• **Dataset excerpts**
★ ★ ★ ★ ★ ★ ★
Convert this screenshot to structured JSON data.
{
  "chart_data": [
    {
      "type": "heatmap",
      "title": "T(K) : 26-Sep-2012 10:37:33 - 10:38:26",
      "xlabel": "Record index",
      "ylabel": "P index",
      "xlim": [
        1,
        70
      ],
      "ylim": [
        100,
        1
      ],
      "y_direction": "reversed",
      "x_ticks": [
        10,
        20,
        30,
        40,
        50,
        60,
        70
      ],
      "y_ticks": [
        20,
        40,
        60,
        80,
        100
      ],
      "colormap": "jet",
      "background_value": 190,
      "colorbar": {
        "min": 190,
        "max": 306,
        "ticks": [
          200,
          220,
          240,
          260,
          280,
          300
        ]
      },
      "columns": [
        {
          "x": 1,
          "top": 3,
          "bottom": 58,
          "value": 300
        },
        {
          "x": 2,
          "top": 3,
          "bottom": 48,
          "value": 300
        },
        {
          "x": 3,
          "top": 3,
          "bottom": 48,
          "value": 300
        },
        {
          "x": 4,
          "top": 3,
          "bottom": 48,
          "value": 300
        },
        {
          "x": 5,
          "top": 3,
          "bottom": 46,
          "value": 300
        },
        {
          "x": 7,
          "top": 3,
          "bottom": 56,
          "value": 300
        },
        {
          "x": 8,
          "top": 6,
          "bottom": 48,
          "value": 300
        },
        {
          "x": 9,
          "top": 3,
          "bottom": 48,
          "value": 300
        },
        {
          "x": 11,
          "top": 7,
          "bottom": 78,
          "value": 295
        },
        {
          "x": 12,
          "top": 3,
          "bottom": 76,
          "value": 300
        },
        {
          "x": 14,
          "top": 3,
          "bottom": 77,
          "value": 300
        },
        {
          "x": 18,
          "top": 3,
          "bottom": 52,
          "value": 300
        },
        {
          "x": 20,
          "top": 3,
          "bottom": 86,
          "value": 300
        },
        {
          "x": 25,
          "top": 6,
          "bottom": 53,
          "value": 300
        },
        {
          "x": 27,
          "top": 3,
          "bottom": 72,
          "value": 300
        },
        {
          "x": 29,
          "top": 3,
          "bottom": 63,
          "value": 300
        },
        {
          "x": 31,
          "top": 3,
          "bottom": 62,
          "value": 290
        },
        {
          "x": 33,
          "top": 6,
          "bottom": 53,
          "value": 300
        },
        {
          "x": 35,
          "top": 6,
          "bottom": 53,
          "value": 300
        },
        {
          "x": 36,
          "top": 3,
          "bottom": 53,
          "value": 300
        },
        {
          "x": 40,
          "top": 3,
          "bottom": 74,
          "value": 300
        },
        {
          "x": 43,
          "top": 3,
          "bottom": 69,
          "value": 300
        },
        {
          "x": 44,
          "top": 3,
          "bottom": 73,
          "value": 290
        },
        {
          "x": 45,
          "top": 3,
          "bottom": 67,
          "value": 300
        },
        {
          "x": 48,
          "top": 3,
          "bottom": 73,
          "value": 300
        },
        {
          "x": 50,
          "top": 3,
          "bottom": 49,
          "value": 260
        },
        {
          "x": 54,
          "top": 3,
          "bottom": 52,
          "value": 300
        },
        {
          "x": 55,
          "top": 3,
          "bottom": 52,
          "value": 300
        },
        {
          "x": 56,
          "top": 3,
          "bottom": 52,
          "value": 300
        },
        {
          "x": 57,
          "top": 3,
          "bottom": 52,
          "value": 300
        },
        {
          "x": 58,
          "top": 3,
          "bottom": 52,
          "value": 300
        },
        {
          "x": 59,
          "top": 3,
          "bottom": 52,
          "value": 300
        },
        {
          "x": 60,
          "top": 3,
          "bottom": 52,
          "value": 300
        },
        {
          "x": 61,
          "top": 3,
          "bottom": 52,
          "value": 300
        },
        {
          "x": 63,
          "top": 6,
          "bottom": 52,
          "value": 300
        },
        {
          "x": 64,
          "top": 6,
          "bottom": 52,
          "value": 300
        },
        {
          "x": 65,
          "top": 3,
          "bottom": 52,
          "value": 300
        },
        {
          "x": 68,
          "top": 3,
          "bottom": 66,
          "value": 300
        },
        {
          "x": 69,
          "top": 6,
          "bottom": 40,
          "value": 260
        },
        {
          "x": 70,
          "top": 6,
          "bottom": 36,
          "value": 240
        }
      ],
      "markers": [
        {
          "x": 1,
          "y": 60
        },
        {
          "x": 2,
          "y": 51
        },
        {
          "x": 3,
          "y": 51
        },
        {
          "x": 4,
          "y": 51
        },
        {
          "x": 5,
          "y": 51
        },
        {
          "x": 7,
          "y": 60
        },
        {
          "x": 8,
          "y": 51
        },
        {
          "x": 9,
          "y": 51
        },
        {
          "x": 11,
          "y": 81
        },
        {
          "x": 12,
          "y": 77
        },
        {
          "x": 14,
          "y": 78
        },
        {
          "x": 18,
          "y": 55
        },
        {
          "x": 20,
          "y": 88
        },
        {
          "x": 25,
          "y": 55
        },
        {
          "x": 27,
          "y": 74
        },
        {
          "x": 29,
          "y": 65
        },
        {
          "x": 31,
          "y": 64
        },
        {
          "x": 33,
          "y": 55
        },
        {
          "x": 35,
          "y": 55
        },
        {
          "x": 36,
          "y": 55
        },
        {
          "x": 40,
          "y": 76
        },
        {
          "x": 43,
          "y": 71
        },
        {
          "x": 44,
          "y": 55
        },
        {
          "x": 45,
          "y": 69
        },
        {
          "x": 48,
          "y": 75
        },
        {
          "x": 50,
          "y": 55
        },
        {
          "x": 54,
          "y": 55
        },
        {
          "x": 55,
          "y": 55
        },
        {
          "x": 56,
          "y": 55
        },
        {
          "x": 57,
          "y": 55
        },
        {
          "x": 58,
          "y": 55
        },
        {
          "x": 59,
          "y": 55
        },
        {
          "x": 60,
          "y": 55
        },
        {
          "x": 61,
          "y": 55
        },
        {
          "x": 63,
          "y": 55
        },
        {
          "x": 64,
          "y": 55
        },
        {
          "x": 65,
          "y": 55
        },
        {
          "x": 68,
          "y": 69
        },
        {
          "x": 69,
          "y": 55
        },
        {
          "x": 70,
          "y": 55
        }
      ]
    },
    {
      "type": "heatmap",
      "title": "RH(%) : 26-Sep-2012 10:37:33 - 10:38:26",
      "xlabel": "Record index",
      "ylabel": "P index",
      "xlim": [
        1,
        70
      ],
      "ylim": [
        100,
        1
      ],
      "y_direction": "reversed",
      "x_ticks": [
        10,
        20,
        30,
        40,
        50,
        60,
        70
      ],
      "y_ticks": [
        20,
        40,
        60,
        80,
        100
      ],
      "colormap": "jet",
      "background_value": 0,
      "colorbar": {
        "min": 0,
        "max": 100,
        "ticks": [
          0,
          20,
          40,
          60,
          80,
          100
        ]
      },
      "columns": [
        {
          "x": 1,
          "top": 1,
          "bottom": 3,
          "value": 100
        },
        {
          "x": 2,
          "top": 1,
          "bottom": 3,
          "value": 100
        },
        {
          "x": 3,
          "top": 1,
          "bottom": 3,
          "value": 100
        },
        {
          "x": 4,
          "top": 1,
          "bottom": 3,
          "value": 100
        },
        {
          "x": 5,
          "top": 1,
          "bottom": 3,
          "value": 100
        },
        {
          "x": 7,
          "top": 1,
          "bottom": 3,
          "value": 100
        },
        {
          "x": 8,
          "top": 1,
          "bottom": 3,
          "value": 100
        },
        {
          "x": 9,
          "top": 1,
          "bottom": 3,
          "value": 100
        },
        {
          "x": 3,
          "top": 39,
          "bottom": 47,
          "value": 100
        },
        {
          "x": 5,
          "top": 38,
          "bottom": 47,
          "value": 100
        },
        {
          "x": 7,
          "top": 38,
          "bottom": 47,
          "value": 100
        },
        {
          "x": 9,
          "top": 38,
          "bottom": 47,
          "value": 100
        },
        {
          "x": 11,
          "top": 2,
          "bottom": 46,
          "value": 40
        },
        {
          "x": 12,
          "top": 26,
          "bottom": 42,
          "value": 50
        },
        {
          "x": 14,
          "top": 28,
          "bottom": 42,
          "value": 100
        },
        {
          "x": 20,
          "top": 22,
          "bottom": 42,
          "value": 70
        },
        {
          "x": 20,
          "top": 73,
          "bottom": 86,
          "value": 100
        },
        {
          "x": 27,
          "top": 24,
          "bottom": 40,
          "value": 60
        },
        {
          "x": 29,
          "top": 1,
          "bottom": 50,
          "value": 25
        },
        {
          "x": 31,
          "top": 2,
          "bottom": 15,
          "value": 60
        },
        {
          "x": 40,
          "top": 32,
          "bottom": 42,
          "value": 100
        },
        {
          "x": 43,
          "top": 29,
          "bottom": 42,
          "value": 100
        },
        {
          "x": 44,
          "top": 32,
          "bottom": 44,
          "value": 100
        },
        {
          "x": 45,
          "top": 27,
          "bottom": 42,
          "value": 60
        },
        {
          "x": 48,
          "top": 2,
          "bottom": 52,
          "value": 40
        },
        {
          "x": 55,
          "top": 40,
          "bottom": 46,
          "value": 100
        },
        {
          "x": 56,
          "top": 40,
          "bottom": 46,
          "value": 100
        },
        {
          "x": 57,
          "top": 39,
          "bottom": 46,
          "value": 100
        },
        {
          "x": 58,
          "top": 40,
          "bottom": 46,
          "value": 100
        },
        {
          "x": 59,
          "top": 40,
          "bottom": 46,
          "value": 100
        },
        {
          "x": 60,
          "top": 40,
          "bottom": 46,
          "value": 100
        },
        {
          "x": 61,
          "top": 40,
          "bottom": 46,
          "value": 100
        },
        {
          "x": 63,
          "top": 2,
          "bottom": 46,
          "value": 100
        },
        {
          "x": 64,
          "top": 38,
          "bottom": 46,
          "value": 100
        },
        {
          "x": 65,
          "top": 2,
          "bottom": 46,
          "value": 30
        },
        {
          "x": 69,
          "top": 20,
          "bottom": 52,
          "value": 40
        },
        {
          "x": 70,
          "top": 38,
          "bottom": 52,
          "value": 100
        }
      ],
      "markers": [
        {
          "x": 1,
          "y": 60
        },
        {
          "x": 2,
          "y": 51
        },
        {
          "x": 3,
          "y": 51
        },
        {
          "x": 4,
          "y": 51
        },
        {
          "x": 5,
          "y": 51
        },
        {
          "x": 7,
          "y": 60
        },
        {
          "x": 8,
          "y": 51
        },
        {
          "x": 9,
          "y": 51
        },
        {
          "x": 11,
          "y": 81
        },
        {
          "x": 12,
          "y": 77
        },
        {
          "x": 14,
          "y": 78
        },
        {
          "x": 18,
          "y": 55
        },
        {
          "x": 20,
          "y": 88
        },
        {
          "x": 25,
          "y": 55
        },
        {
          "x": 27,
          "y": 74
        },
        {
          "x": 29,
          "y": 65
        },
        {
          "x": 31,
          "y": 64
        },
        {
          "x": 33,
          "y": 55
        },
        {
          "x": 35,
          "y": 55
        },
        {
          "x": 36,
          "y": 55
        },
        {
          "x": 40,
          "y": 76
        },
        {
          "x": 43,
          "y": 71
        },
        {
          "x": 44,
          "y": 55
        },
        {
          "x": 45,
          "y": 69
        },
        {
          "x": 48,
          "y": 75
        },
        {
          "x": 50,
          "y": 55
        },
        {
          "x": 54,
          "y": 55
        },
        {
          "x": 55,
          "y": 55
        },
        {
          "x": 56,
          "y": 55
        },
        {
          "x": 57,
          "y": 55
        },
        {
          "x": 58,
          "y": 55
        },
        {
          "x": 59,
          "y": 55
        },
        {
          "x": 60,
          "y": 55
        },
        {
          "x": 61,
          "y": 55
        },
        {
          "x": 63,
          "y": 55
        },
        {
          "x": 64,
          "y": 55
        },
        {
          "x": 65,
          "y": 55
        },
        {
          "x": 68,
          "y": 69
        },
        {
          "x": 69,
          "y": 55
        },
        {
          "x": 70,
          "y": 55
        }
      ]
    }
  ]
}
★ ★ ★ ★ ★ ★ ★
• **Description of the task**
Isolate the lines that hold the word "title" and copy all of them.

• **Exercise result**
      "title": "T(K) : 26-Sep-2012 10:37:33 - 10:38:26",
      "title": "RH(%) : 26-Sep-2012 10:37:33 - 10:38:26",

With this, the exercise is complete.